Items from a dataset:
----

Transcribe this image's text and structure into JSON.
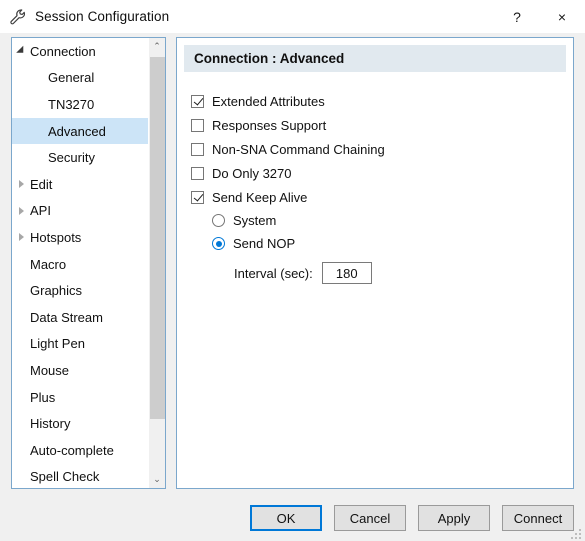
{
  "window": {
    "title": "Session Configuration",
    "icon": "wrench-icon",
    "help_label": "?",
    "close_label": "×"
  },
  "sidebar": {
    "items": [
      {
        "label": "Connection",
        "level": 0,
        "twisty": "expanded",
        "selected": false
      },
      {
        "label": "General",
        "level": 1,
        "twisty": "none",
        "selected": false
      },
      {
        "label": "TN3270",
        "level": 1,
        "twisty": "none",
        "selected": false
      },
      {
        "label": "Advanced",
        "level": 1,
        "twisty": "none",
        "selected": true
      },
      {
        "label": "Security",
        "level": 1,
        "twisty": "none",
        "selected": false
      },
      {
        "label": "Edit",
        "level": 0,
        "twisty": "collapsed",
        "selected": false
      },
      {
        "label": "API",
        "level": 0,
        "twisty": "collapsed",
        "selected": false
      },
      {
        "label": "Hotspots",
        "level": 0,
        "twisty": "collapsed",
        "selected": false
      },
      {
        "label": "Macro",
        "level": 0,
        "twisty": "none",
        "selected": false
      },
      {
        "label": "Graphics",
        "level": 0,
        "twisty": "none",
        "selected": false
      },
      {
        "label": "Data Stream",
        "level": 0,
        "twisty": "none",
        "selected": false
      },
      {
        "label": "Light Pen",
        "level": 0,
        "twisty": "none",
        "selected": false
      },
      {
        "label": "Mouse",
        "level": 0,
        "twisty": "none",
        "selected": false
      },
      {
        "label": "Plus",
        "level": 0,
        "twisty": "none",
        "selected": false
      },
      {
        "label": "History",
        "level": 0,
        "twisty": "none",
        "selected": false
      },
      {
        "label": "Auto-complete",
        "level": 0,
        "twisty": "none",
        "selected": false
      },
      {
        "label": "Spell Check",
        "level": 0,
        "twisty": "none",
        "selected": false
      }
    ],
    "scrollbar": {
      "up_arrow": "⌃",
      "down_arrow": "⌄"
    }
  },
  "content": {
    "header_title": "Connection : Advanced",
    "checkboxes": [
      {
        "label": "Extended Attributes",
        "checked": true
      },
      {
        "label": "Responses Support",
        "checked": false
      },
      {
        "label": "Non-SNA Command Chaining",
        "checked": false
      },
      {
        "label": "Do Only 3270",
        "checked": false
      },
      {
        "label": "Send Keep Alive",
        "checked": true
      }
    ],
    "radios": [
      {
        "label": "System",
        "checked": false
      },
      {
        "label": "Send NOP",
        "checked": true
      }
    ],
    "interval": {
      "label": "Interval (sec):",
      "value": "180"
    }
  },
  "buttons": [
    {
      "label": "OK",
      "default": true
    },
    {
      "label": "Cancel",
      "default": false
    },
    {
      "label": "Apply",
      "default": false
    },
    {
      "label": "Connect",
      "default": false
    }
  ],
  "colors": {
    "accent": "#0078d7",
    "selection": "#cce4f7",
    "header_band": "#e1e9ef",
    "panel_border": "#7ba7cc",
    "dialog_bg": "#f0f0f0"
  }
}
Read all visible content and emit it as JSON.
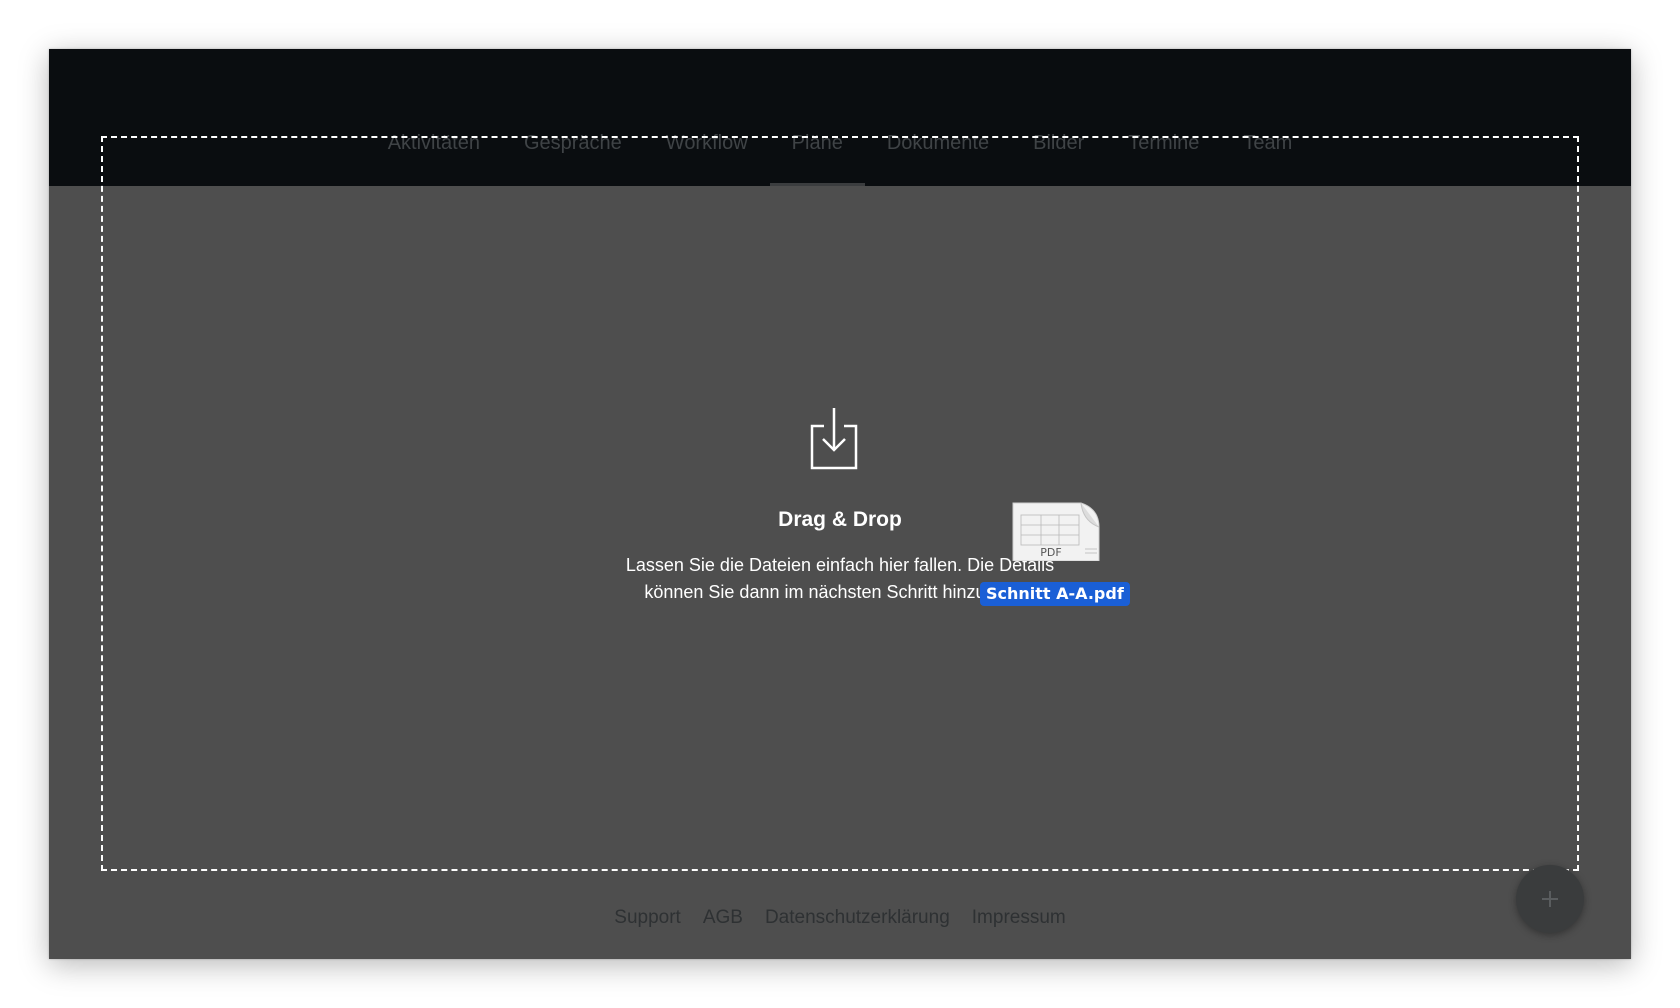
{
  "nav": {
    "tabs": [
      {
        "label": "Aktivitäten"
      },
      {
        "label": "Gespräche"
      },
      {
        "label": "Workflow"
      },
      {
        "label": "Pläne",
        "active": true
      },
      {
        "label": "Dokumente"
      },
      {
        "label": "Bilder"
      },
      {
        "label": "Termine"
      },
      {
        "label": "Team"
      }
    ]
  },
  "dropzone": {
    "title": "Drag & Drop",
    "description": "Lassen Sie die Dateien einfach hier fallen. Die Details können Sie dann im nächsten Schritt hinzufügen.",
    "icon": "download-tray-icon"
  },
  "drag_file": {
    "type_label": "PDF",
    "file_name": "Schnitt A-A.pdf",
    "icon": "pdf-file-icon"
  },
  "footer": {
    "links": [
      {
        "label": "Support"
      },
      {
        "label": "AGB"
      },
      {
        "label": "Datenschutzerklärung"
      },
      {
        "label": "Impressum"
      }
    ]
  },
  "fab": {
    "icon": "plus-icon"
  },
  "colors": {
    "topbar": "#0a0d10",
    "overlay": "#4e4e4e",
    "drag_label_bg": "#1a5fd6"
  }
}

----

**Exercise aim**
Only the lines from the line bearing "Read all visible content and emit it as JSON." to the end of the listing above, both inclusive, should be extracted verbatim; the pictures are excluded.

**Answer to the exercise**
Read all visible content and emit it as JSON.
{
  "nav": {
    "tabs": [
      {
        "label": "Aktivitäten"
      },
      {
        "label": "Gespräche"
      },
      {
        "label": "Workflow"
      },
      {
        "label": "Pläne",
        "active": true
      },
      {
        "label": "Dokumente"
      },
      {
        "label": "Bilder"
      },
      {
        "label": "Termine"
      },
      {
        "label": "Team"
      }
    ]
  },
  "dropzone": {
    "title": "Drag & Drop",
    "description": "Lassen Sie die Dateien einfach hier fallen. Die Details können Sie dann im nächsten Schritt hinzufügen.",
    "icon": "download-tray-icon"
  },
  "drag_file": {
    "type_label": "PDF",
    "file_name": "Schnitt A-A.pdf",
    "icon": "pdf-file-icon"
  },
  "footer": {
    "links": [
      {
        "label": "Support"
      },
      {
        "label": "AGB"
      },
      {
        "label": "Datenschutzerklärung"
      },
      {
        "label": "Impressum"
      }
    ]
  },
  "fab": {
    "icon": "plus-icon"
  },
  "colors": {
    "topbar": "#0a0d10",
    "overlay": "#4e4e4e",
    "drag_label_bg": "#1a5fd6"
  }
}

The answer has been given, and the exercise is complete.